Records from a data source
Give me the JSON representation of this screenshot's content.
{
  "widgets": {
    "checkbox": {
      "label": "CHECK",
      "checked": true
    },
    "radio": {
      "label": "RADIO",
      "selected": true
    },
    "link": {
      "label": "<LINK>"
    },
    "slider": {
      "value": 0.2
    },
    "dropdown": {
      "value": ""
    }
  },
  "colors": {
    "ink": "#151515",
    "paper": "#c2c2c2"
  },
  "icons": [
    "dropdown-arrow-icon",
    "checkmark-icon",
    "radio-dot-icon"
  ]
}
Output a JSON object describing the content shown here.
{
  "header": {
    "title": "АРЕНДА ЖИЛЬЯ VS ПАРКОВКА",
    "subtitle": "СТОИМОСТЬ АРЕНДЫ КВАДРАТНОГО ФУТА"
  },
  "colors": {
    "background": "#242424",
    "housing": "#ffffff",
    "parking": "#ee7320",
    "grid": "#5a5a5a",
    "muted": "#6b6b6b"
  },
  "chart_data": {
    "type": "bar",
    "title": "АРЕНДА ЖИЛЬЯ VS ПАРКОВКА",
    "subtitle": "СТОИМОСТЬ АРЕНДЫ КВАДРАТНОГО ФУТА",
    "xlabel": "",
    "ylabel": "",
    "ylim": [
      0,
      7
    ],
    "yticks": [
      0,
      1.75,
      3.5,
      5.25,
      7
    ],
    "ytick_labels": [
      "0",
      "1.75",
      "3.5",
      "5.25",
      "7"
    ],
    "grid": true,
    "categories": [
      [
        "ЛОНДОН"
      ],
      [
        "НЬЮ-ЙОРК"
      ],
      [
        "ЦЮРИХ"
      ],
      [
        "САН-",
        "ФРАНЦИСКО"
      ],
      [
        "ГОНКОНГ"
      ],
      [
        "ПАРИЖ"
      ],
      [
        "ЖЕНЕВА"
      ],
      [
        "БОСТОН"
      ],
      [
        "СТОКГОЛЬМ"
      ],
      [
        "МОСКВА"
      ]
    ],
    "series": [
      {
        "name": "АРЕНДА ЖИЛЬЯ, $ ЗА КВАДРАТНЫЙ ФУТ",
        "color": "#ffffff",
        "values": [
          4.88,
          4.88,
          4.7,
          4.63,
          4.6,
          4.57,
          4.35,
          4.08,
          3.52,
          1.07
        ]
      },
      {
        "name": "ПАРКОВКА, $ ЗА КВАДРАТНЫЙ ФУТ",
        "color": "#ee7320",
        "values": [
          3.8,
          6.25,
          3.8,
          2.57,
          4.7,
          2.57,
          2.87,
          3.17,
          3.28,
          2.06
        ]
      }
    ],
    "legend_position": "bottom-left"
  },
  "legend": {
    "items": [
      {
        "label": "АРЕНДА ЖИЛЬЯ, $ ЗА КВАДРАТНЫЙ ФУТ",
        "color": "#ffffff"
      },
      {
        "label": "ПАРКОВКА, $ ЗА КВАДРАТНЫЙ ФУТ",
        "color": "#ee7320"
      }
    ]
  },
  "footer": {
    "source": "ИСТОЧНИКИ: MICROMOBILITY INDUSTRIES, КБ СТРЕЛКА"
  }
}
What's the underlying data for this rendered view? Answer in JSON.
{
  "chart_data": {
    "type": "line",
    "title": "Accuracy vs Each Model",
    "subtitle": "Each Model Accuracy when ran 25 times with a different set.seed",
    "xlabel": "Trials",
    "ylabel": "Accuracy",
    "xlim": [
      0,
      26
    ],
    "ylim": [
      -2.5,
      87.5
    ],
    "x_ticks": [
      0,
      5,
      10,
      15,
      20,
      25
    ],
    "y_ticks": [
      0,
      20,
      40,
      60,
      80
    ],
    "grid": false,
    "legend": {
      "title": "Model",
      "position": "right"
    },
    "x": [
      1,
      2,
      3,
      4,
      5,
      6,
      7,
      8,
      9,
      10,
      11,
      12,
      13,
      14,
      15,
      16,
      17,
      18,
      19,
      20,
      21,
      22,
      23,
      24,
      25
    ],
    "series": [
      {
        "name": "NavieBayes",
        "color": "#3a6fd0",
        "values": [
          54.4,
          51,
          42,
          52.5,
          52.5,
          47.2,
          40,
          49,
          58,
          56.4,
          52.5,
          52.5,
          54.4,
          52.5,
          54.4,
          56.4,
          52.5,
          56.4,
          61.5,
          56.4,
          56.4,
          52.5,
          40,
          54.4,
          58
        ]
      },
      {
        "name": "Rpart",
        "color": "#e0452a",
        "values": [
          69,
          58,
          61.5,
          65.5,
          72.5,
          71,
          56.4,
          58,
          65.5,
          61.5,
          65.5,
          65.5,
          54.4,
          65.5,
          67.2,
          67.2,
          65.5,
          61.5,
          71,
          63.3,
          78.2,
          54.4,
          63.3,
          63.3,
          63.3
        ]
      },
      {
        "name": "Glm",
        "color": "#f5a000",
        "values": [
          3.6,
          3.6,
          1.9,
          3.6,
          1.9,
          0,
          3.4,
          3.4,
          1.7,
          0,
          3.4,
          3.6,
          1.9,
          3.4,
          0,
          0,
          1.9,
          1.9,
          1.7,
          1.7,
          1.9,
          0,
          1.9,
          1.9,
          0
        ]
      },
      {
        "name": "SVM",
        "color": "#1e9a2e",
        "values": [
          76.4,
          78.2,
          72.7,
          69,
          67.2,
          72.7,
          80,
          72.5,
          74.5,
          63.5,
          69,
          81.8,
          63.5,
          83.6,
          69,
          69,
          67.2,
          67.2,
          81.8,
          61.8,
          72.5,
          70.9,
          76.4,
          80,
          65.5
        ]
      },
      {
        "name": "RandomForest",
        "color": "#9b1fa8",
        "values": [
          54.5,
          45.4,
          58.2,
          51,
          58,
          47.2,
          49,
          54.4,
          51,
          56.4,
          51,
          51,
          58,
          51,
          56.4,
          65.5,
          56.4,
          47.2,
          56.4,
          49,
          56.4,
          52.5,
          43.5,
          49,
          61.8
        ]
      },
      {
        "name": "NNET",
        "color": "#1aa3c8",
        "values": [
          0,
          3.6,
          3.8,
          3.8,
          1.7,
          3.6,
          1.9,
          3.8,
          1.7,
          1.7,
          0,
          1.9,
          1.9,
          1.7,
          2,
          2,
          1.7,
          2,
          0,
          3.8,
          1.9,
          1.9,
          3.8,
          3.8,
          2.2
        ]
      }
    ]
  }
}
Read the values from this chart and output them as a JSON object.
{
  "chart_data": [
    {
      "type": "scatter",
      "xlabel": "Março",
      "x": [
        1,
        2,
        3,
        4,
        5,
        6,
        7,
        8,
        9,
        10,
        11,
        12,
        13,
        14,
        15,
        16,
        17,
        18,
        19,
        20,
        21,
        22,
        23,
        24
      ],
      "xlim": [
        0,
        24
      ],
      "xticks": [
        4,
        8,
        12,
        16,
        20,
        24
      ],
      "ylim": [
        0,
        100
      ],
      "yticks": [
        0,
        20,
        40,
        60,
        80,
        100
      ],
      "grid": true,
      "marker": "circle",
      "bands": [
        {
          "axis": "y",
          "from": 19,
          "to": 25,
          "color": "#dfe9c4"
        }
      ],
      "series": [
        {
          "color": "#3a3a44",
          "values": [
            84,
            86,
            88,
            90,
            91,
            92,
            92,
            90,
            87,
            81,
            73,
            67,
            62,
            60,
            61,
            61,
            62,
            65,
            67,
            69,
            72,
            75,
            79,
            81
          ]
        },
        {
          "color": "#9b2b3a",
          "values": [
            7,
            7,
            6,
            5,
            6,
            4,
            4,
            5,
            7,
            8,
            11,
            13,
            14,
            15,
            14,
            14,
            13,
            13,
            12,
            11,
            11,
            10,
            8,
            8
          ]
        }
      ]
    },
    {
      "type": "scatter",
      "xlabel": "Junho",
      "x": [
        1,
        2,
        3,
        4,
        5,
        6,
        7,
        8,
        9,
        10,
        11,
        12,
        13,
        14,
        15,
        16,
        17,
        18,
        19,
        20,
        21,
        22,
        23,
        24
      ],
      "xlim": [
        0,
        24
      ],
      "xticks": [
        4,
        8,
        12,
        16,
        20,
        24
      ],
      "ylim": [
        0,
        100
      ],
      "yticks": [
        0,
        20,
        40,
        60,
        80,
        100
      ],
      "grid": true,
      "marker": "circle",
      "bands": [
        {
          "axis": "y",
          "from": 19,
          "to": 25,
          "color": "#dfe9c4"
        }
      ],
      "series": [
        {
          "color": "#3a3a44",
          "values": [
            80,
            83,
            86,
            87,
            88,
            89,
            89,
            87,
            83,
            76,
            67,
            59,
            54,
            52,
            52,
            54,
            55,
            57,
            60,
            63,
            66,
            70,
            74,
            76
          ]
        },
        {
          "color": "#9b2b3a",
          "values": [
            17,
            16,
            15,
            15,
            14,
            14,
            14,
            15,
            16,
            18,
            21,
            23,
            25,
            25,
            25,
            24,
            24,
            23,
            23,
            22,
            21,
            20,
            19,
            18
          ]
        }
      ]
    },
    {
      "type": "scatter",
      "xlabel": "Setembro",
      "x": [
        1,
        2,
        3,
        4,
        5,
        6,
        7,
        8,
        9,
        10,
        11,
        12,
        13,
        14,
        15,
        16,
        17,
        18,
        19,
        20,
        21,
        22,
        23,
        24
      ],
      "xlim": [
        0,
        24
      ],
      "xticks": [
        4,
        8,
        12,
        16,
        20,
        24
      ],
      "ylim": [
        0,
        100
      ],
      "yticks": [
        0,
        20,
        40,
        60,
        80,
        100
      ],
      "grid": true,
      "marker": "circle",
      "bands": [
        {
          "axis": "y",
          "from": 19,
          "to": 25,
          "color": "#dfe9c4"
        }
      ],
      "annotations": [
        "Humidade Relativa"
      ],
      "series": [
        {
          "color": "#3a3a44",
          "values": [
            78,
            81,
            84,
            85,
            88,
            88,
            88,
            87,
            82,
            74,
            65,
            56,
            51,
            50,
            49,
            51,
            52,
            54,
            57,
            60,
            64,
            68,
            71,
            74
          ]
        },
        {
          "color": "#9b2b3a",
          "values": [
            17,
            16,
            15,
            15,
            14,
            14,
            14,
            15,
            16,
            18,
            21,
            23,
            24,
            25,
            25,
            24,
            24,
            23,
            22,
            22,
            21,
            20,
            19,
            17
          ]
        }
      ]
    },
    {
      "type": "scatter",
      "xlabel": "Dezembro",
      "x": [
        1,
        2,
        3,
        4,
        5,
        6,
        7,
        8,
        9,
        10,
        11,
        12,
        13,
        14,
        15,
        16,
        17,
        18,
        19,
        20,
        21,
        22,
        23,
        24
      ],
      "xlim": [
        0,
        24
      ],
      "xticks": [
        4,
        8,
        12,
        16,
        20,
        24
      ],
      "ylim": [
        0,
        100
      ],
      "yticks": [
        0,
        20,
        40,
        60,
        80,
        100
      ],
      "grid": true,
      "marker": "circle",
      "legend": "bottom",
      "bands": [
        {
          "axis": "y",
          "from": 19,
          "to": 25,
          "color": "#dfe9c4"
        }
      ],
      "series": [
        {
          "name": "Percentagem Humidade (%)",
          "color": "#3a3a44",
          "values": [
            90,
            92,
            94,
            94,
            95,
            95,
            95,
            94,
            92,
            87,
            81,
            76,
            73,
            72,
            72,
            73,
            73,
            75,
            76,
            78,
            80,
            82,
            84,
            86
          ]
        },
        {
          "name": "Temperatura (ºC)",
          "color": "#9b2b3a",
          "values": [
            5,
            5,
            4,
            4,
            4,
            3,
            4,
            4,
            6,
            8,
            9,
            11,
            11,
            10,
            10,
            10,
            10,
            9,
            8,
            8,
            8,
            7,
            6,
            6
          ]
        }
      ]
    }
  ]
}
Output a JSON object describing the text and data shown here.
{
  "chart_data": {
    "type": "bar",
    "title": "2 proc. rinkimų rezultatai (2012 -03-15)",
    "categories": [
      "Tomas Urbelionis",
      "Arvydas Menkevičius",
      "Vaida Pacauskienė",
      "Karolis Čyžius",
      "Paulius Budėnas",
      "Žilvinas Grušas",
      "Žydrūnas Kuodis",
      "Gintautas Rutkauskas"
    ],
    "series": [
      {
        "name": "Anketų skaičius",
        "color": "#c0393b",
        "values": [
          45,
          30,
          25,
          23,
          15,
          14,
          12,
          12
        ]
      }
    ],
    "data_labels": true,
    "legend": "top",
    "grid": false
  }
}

# Do this
From the entries above, select each line containing the string "СТОИМОСТЬ".

# Solution below
    "subtitle": "СТОИМОСТЬ АРЕНДЫ КВАДРАТНОГО ФУТА"
    "subtitle": "СТОИМОСТЬ АРЕНДЫ КВАДРАТНОГО ФУТА",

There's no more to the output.